EXERCISE DATA:
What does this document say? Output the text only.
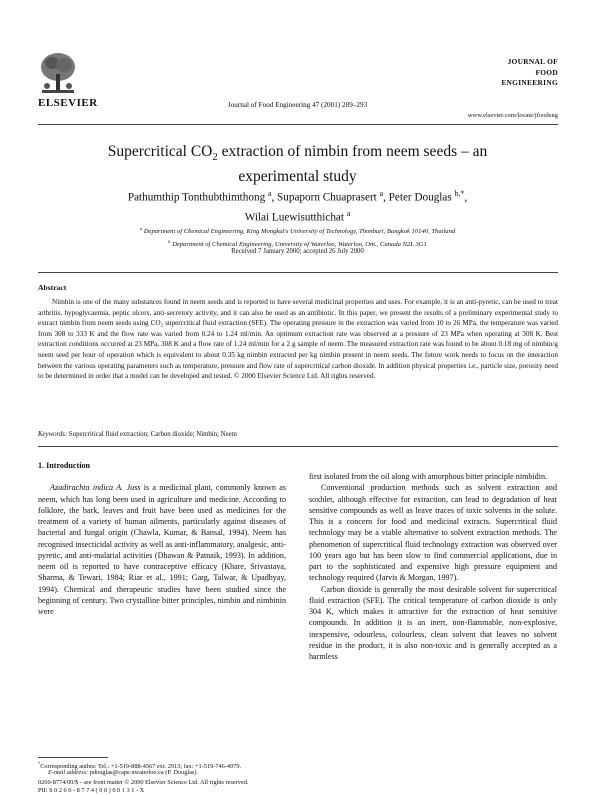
ELSEVIER	Journal of Food Engineering 47 (2001) 289–293
JOURNAL OF
FOOD
ENGINEERING
www.elsevier.com/locate/jfoodeng
Supercritical $CO_2$ extraction of nimbin from neem seeds – an
experimental study
Pathumthip Tonthubthimthong $^a$, Supaporn Chuaprasert $^a$, Peter Douglas $^{b,*}$,
Wilai Luewisutthichat $^a$
$^a$ Department of Chemical Engineering, King Mongkut's University of Technology, Thonburi, Bangkok 10140, Thailand
$^b$ Department of Chemical Engineering, University of Waterloo, Waterloo, Ont., Canada N2L 3G1
Received 7 January 2000; accepted 26 July 2000
Abstract
Nimbin is one of the many substances found in neem seeds and is reported to have several medicinal properties and uses. For example, it is an anti-pyretic, can be used to treat arthritis, hypoglycaemia, peptic ulcers, anti-secretory activity, and it can also be used as an antibiotic. In this paper, we present the results of a preliminary experimental study to extract nimbin from neem seeds using CO₂ supercritical fluid extraction (SFE). The operating pressure in the extraction was varied from 10 to 26 MPa, the temperature was varied from 308 to 333 K and the flow rate was varied from 0.24 to 1.24 ml/min. An optimum extraction rate was observed at a pressure of 23 MPa when operating at 308 K. Best extraction conditions occurred at 23 MPa, 308 K and a flow rate of 1.24 ml/min for a 2 g sample of neem. The measured extraction rate was found to be about 0.18 mg of nimbin/g neem seed per hour of operation which is equivalent to about 0.35 kg nimbin extracted per kg nimbin present in neem seeds. The future work needs to focus on the interaction between the various operating parameters such as temperature, pressure and flow rate of supercritical carbon dioxide. In addition physical properties i.e., particle size, porosity need to be determined in order that a model can be developed and tested. © 2000 Elsevier Science Ltd. All rights reserved.
Keywords: Supercritical fluid extraction; Carbon dioxide; Nimbin; Neem
1. Introduction

Azadirachta indica A. Juss is a medicinal plant, commonly known as neem, which has long been used in agriculture and medicine. According to folklore, the bark, leaves and fruit have been used as medicines for the treatment of a variety of human ailments, particularly against diseases of bacterial and fungal origin (Chawla, Kumar, & Bansal, 1994). Neem has recognised insecticidal activity as well as anti-inflammatory, analgesic, anti-pyretic, and anti-malarial activities (Dhawan & Patnaik, 1993). In addition, neem oil is reported to have contraceptive efficacy (Khare, Srivastava, Sharma, & Tewari, 1984; Riar et al., 1991; Garg, Talwar, & Upadhyay, 1994). Chemical and therapeutic studies have been studied since the beginning of century. Two crystalline bitter principles, nimbin and nimbinin were

first isolated from the oil along with amorphous bitter principle nimbidin.

Conventional production methods such as solvent extraction and soxhlet, although effective for extraction, can lead to degradation of heat sensitive compounds as well as leave traces of toxic solvents in the solute. This is a concern for food and medicinal extracts. Supercritical fluid technology may be a viable alternative to solvent extraction methods. The phenomenon of supercritical fluid technology extraction was observed over 100 years ago but has been slow to find commercial applications, due in part to the sophisticated and expensive high pressure equipment and technology required (Jarvis & Morgan, 1997).

Carbon dioxide is generally the most desirable solvent for supercritical fluid extraction (SFE). The critical temperature of carbon dioxide is only 304 K, which makes it attractive for the extraction of heat sensitive compounds. In addition it is an inert, non-flammable, non-explosive, inexpensive, odourless, colourless, clean solvent that leaves no solvent residue in the product, it is also non-toxic and is generally accepted as a harmless

*Corresponding author. Tel.: +1-519-888-4567 ext. 2913; fax: +1-519-746-4979.
E-mail address: pdouglas@cape.uwaterloo.ca (P. Douglas).
0260-8774/00/$ - see front matter © 2000 Elsevier Science Ltd. All rights reserved.
PII: S 0 2 6 0 - 8 7 7 4 ( 0 0 ) 0 0 1 3 1 - X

BRIEF:
Wherever a line holds the word "Douglas", copy that line out of the entries above.

ANSWER TO THIS PROBLEM:
Pathumthip Tonthubthimthong $^a$, Supaporn Chuaprasert $^a$, Peter Douglas $^{b,*}$,
E-mail address: pdouglas@cape.uwaterloo.ca (P. Douglas).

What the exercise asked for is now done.